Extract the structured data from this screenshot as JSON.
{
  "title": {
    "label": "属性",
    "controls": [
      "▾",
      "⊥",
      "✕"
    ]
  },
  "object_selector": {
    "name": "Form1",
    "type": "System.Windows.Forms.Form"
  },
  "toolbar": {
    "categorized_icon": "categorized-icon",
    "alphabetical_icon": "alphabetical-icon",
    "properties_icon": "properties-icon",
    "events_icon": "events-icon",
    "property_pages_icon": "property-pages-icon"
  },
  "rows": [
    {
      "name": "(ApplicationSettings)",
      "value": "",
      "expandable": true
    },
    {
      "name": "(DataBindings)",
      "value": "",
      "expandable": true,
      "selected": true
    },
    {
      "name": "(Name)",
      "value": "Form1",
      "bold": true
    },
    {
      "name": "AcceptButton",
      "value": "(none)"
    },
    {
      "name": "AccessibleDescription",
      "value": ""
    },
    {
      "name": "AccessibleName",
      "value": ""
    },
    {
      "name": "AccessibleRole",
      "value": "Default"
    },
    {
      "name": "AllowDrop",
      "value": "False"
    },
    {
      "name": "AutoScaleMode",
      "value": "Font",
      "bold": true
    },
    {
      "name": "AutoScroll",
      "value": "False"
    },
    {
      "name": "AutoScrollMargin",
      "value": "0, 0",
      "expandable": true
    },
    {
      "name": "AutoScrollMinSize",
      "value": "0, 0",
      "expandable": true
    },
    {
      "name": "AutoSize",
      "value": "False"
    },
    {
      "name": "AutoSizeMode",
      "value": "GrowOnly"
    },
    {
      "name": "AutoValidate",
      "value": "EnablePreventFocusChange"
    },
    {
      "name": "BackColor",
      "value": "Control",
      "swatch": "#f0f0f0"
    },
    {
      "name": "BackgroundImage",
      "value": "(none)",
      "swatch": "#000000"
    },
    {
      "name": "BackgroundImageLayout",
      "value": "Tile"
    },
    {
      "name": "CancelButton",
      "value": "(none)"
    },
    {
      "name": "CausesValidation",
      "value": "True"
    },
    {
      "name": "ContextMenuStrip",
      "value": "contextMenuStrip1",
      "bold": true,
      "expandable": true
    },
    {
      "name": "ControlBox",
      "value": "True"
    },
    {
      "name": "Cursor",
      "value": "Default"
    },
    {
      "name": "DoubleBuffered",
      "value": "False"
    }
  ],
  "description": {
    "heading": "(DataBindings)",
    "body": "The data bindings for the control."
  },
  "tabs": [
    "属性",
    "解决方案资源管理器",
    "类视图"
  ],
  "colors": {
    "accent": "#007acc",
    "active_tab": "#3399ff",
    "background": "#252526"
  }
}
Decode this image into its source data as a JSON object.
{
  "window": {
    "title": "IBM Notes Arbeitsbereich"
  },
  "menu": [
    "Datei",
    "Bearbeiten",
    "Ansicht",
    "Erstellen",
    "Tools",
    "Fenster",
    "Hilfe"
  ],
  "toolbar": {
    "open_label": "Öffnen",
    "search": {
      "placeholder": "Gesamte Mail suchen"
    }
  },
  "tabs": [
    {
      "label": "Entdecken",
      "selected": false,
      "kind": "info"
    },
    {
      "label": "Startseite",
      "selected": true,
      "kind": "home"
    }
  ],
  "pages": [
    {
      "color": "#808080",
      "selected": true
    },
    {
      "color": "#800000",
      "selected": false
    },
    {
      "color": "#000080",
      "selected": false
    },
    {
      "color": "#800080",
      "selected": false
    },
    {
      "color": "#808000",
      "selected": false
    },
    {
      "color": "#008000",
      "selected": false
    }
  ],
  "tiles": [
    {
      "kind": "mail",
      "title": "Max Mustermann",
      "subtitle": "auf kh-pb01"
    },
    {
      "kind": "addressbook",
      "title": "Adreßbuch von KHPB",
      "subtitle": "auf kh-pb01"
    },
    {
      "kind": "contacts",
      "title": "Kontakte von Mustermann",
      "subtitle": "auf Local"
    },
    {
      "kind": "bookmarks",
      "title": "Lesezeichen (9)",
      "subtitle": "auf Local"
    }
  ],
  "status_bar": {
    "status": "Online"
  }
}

Exercise aim
Scan the lines for the string "this". Copy out each line that matches.

Exercise response
Extract the structured data from this screenshot as JSON.
Decode this image into its source data as a JSON object.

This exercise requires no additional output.